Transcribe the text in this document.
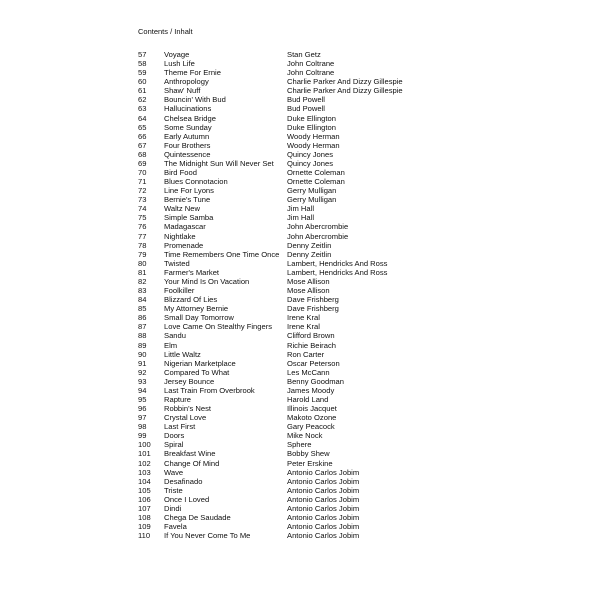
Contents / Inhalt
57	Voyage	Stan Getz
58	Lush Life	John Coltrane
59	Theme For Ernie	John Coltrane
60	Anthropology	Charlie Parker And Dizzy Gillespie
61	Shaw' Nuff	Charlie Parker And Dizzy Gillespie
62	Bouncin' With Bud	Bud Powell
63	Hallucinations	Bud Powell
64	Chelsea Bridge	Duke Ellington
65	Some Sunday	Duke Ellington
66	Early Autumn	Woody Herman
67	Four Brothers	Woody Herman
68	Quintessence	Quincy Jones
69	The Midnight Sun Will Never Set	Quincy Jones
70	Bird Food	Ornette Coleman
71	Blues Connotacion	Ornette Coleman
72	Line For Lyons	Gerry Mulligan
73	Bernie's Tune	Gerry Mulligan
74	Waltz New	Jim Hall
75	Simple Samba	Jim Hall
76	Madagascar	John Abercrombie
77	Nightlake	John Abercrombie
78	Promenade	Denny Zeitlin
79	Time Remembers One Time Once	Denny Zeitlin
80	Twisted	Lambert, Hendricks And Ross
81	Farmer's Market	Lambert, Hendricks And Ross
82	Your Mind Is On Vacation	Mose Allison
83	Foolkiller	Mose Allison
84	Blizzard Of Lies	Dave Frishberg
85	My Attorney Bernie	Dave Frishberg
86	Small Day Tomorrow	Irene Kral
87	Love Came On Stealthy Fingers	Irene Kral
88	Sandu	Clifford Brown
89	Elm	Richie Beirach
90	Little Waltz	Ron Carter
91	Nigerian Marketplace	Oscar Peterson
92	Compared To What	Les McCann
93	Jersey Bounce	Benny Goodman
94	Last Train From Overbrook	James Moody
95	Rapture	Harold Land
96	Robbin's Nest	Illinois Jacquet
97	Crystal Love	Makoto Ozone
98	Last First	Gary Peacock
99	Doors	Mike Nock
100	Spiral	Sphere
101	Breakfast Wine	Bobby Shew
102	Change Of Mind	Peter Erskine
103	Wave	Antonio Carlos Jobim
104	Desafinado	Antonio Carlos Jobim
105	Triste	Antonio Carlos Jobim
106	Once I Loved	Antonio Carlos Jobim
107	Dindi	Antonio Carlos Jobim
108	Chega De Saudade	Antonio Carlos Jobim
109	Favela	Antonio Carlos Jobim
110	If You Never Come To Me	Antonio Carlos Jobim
--------------------------------------------------
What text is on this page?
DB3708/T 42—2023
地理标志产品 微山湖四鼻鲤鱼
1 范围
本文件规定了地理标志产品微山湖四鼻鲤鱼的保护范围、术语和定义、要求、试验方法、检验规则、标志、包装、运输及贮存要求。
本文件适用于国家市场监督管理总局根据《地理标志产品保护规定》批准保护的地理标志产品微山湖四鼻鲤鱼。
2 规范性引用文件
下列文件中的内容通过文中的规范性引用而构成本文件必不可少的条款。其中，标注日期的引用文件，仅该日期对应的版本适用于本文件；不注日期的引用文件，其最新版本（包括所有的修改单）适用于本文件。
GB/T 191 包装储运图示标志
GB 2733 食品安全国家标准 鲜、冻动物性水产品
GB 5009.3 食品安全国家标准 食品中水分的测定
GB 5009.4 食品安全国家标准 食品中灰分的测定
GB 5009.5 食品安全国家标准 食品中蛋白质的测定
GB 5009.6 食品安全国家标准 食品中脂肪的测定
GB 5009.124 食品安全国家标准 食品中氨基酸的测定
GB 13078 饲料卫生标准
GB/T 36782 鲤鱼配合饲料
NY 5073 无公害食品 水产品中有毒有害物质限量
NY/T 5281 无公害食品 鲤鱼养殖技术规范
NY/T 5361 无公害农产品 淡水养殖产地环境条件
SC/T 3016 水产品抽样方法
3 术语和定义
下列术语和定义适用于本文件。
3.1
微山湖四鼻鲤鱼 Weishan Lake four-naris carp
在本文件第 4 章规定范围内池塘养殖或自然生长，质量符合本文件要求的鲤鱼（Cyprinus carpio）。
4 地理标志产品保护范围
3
--------------------------------------------------
◆ WHAT THE TASK ASKS ◆
State how many lines of the entries above include the word "Ross", offering no text other than the number.

◆ TASK SOLUTION ◆
2